### TASK DESCRIPTION:
Retype every entry in its entirety, without alteration.

Recorded data
+++

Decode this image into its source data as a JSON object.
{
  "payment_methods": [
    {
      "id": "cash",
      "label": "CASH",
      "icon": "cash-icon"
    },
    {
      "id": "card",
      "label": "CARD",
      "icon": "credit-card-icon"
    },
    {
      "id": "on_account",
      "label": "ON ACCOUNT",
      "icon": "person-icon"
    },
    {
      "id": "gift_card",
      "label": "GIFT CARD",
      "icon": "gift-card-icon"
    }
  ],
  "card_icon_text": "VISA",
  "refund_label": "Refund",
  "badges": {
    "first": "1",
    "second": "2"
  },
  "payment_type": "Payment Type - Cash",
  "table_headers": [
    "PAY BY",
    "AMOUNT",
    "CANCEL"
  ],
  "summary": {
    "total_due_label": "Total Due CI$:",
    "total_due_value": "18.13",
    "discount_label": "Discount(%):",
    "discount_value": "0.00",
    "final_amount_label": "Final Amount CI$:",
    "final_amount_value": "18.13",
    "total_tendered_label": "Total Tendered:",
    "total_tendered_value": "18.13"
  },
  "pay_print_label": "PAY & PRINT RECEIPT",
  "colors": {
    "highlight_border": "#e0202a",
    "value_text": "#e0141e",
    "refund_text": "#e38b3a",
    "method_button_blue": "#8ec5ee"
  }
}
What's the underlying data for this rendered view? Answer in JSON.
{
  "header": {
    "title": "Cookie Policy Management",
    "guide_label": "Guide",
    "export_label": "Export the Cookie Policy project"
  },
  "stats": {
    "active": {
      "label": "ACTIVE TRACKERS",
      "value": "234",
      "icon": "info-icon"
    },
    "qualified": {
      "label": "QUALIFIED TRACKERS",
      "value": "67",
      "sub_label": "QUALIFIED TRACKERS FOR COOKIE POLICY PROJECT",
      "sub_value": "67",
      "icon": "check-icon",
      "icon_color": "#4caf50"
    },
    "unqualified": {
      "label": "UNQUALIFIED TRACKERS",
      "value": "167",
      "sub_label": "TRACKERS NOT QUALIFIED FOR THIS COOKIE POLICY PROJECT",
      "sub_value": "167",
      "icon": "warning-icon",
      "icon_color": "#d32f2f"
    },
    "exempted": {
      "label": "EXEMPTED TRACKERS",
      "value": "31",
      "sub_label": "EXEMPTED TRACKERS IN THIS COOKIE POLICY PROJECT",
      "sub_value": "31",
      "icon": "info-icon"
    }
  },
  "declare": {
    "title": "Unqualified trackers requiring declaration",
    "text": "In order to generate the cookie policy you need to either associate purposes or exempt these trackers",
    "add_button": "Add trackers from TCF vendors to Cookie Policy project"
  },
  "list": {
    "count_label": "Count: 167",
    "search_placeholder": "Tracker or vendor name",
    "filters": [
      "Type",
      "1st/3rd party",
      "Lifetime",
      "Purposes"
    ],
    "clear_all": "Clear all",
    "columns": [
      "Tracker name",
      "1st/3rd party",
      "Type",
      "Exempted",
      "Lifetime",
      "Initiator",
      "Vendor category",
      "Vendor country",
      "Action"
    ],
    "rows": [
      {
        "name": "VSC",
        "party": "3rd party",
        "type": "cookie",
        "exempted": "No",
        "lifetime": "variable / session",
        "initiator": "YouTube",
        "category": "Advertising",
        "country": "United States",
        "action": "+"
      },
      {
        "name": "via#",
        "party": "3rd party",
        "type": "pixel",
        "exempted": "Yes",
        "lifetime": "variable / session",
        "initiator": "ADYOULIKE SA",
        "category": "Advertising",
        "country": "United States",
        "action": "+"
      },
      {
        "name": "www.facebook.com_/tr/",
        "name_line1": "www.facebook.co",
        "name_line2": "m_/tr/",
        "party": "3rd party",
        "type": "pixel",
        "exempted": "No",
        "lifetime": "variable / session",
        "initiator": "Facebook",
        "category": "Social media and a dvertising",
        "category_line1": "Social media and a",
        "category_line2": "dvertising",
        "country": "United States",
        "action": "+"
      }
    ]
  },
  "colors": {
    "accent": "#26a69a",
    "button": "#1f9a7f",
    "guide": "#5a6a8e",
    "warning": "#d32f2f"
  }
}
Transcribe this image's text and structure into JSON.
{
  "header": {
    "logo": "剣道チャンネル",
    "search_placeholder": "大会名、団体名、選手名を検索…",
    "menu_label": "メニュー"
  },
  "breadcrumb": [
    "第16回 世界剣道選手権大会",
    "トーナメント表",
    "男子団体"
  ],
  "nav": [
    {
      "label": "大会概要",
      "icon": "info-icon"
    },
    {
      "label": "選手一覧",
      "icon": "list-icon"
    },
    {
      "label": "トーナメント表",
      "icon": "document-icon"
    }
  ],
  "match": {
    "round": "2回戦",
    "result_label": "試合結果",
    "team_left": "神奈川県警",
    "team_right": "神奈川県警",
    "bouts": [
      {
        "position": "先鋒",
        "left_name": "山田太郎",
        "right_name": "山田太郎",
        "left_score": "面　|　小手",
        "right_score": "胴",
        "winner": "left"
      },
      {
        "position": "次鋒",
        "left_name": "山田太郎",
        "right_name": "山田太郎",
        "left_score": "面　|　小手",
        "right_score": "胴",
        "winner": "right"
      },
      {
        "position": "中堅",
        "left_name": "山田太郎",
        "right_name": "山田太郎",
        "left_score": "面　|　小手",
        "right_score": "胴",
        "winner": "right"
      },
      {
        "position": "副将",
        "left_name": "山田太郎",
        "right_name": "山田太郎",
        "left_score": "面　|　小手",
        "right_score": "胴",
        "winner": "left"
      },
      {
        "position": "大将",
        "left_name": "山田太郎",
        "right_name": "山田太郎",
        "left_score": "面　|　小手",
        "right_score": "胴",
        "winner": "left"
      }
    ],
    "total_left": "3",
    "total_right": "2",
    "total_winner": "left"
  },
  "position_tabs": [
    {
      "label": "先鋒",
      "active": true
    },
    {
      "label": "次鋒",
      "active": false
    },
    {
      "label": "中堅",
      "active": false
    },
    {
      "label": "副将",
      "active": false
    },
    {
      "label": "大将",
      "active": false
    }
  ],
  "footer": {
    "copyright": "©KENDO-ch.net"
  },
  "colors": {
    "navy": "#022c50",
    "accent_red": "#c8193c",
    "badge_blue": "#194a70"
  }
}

+++

### TASK RESPONSE:
Decode this image into its source data as a JSON object.
{
  "payment_methods": [
    {
      "id": "cash",
      "label": "CASH",
      "icon": "cash-icon"
    },
    {
      "id": "card",
      "label": "CARD",
      "icon": "credit-card-icon"
    },
    {
      "id": "on_account",
      "label": "ON ACCOUNT",
      "icon": "person-icon"
    },
    {
      "id": "gift_card",
      "label": "GIFT CARD",
      "icon": "gift-card-icon"
    }
  ],
  "card_icon_text": "VISA",
  "refund_label": "Refund",
  "badges": {
    "first": "1",
    "second": "2"
  },
  "payment_type": "Payment Type - Cash",
  "table_headers": [
    "PAY BY",
    "AMOUNT",
    "CANCEL"
  ],
  "summary": {
    "total_due_label": "Total Due CI$:",
    "total_due_value": "18.13",
    "discount_label": "Discount(%):",
    "discount_value": "0.00",
    "final_amount_label": "Final Amount CI$:",
    "final_amount_value": "18.13",
    "total_tendered_label": "Total Tendered:",
    "total_tendered_value": "18.13"
  },
  "pay_print_label": "PAY & PRINT RECEIPT",
  "colors": {
    "highlight_border": "#e0202a",
    "value_text": "#e0141e",
    "refund_text": "#e38b3a",
    "method_button_blue": "#8ec5ee"
  }
}
What's the underlying data for this rendered view? Answer in JSON.
{
  "header": {
    "title": "Cookie Policy Management",
    "guide_label": "Guide",
    "export_label": "Export the Cookie Policy project"
  },
  "stats": {
    "active": {
      "label": "ACTIVE TRACKERS",
      "value": "234",
      "icon": "info-icon"
    },
    "qualified": {
      "label": "QUALIFIED TRACKERS",
      "value": "67",
      "sub_label": "QUALIFIED TRACKERS FOR COOKIE POLICY PROJECT",
      "sub_value": "67",
      "icon": "check-icon",
      "icon_color": "#4caf50"
    },
    "unqualified": {
      "label": "UNQUALIFIED TRACKERS",
      "value": "167",
      "sub_label": "TRACKERS NOT QUALIFIED FOR THIS COOKIE POLICY PROJECT",
      "sub_value": "167",
      "icon": "warning-icon",
      "icon_color": "#d32f2f"
    },
    "exempted": {
      "label": "EXEMPTED TRACKERS",
      "value": "31",
      "sub_label": "EXEMPTED TRACKERS IN THIS COOKIE POLICY PROJECT",
      "sub_value": "31",
      "icon": "info-icon"
    }
  },
  "declare": {
    "title": "Unqualified trackers requiring declaration",
    "text": "In order to generate the cookie policy you need to either associate purposes or exempt these trackers",
    "add_button": "Add trackers from TCF vendors to Cookie Policy project"
  },
  "list": {
    "count_label": "Count: 167",
    "search_placeholder": "Tracker or vendor name",
    "filters": [
      "Type",
      "1st/3rd party",
      "Lifetime",
      "Purposes"
    ],
    "clear_all": "Clear all",
    "columns": [
      "Tracker name",
      "1st/3rd party",
      "Type",
      "Exempted",
      "Lifetime",
      "Initiator",
      "Vendor category",
      "Vendor country",
      "Action"
    ],
    "rows": [
      {
        "name": "VSC",
        "party": "3rd party",
        "type": "cookie",
        "exempted": "No",
        "lifetime": "variable / session",
        "initiator": "YouTube",
        "category": "Advertising",
        "country": "United States",
        "action": "+"
      },
      {
        "name": "via#",
        "party": "3rd party",
        "type": "pixel",
        "exempted": "Yes",
        "lifetime": "variable / session",
        "initiator": "ADYOULIKE SA",
        "category": "Advertising",
        "country": "United States",
        "action": "+"
      },
      {
        "name": "www.facebook.com_/tr/",
        "name_line1": "www.facebook.co",
        "name_line2": "m_/tr/",
        "party": "3rd party",
        "type": "pixel",
        "exempted": "No",
        "lifetime": "variable / session",
        "initiator": "Facebook",
        "category": "Social media and a dvertising",
        "category_line1": "Social media and a",
        "category_line2": "dvertising",
        "country": "United States",
        "action": "+"
      }
    ]
  },
  "colors": {
    "accent": "#26a69a",
    "button": "#1f9a7f",
    "guide": "#5a6a8e",
    "warning": "#d32f2f"
  }
}
Transcribe this image's text and structure into JSON.
{
  "header": {
    "logo": "剣道チャンネル",
    "search_placeholder": "大会名、団体名、選手名を検索…",
    "menu_label": "メニュー"
  },
  "breadcrumb": [
    "第16回 世界剣道選手権大会",
    "トーナメント表",
    "男子団体"
  ],
  "nav": [
    {
      "label": "大会概要",
      "icon": "info-icon"
    },
    {
      "label": "選手一覧",
      "icon": "list-icon"
    },
    {
      "label": "トーナメント表",
      "icon": "document-icon"
    }
  ],
  "match": {
    "round": "2回戦",
    "result_label": "試合結果",
    "team_left": "神奈川県警",
    "team_right": "神奈川県警",
    "bouts": [
      {
        "position": "先鋒",
        "left_name": "山田太郎",
        "right_name": "山田太郎",
        "left_score": "面　|　小手",
        "right_score": "胴",
        "winner": "left"
      },
      {
        "position": "次鋒",
        "left_name": "山田太郎",
        "right_name": "山田太郎",
        "left_score": "面　|　小手",
        "right_score": "胴",
        "winner": "right"
      },
      {
        "position": "中堅",
        "left_name": "山田太郎",
        "right_name": "山田太郎",
        "left_score": "面　|　小手",
        "right_score": "胴",
        "winner": "right"
      },
      {
        "position": "副将",
        "left_name": "山田太郎",
        "right_name": "山田太郎",
        "left_score": "面　|　小手",
        "right_score": "胴",
        "winner": "left"
      },
      {
        "position": "大将",
        "left_name": "山田太郎",
        "right_name": "山田太郎",
        "left_score": "面　|　小手",
        "right_score": "胴",
        "winner": "left"
      }
    ],
    "total_left": "3",
    "total_right": "2",
    "total_winner": "left"
  },
  "position_tabs": [
    {
      "label": "先鋒",
      "active": true
    },
    {
      "label": "次鋒",
      "active": false
    },
    {
      "label": "中堅",
      "active": false
    },
    {
      "label": "副将",
      "active": false
    },
    {
      "label": "大将",
      "active": false
    }
  ],
  "footer": {
    "copyright": "©KENDO-ch.net"
  },
  "colors": {
    "navy": "#022c50",
    "accent_red": "#c8193c",
    "badge_blue": "#194a70"
  }
}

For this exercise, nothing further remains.